Repeat every line of the material, character for character.
begin
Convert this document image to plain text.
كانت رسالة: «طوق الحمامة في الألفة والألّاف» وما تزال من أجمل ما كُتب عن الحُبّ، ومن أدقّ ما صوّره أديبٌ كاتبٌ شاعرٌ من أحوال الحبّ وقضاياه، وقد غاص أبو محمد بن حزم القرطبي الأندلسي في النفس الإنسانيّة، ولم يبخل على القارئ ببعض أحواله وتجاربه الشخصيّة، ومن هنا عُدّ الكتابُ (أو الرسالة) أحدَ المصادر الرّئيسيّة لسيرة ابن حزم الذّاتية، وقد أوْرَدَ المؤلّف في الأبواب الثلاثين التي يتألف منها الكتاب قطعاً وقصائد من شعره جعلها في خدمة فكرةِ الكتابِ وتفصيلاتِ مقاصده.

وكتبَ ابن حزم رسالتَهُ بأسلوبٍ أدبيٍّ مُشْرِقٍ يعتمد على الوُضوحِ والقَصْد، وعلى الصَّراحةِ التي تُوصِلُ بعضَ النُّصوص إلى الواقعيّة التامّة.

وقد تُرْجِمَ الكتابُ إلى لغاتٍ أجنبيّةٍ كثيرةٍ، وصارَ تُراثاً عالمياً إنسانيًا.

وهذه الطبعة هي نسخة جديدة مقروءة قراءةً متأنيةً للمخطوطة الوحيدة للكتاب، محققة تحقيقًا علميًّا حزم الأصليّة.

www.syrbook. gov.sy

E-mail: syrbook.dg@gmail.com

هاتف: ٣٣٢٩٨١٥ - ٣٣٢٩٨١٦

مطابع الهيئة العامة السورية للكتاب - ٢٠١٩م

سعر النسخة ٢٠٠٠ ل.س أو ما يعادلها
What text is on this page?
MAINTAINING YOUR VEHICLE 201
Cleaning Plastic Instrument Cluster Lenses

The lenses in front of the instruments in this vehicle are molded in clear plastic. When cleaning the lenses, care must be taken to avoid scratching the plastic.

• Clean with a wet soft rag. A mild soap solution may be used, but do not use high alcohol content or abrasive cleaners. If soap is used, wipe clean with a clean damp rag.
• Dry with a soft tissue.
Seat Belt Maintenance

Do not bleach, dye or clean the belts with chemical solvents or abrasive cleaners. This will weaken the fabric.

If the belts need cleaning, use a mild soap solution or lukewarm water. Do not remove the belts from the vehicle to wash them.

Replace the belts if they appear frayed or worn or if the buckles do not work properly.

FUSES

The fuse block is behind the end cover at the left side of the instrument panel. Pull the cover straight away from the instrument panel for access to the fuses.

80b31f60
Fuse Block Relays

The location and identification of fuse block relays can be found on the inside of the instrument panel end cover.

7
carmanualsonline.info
end
### [The answer]
Convert this document image to plain text.
كانت رسالة: «طوق الحمامة في الألفة والألّاف» وما تزال من أجمل ما كُتب عن الحُبّ، ومن أدقّ ما صوّره أديبٌ كاتبٌ شاعرٌ من أحوال الحبّ وقضاياه، وقد غاص أبو محمد بن حزم القرطبي الأندلسي في النفس الإنسانيّة، ولم يبخل على القارئ ببعض أحواله وتجاربه الشخصيّة، ومن هنا عُدّ الكتابُ (أو الرسالة) أحدَ المصادر الرّئيسيّة لسيرة ابن حزم الذّاتية، وقد أوْرَدَ المؤلّف في الأبواب الثلاثين التي يتألف منها الكتاب قطعاً وقصائد من شعره جعلها في خدمة فكرةِ الكتابِ وتفصيلاتِ مقاصده.

وكتبَ ابن حزم رسالتَهُ بأسلوبٍ أدبيٍّ مُشْرِقٍ يعتمد على الوُضوحِ والقَصْد، وعلى الصَّراحةِ التي تُوصِلُ بعضَ النُّصوص إلى الواقعيّة التامّة.

وقد تُرْجِمَ الكتابُ إلى لغاتٍ أجنبيّةٍ كثيرةٍ، وصارَ تُراثاً عالمياً إنسانيًا.

وهذه الطبعة هي نسخة جديدة مقروءة قراءةً متأنيةً للمخطوطة الوحيدة للكتاب، محققة تحقيقًا علميًّا حزم الأصليّة.

www.syrbook. gov.sy

E-mail: syrbook.dg@gmail.com

هاتف: ٣٣٢٩٨١٥ - ٣٣٢٩٨١٦

مطابع الهيئة العامة السورية للكتاب - ٢٠١٩م

سعر النسخة ٢٠٠٠ ل.س أو ما يعادلها
What text is on this page?
MAINTAINING YOUR VEHICLE 201
Cleaning Plastic Instrument Cluster Lenses

The lenses in front of the instruments in this vehicle are molded in clear plastic. When cleaning the lenses, care must be taken to avoid scratching the plastic.

• Clean with a wet soft rag. A mild soap solution may be used, but do not use high alcohol content or abrasive cleaners. If soap is used, wipe clean with a clean damp rag.
• Dry with a soft tissue.
Seat Belt Maintenance

Do not bleach, dye or clean the belts with chemical solvents or abrasive cleaners. This will weaken the fabric.

If the belts need cleaning, use a mild soap solution or lukewarm water. Do not remove the belts from the vehicle to wash them.

Replace the belts if they appear frayed or worn or if the buckles do not work properly.

FUSES

The fuse block is behind the end cover at the left side of the instrument panel. Pull the cover straight away from the instrument panel for access to the fuses.

80b31f60
Fuse Block Relays

The location and identification of fuse block relays can be found on the inside of the instrument panel end cover.

7
carmanualsonline.info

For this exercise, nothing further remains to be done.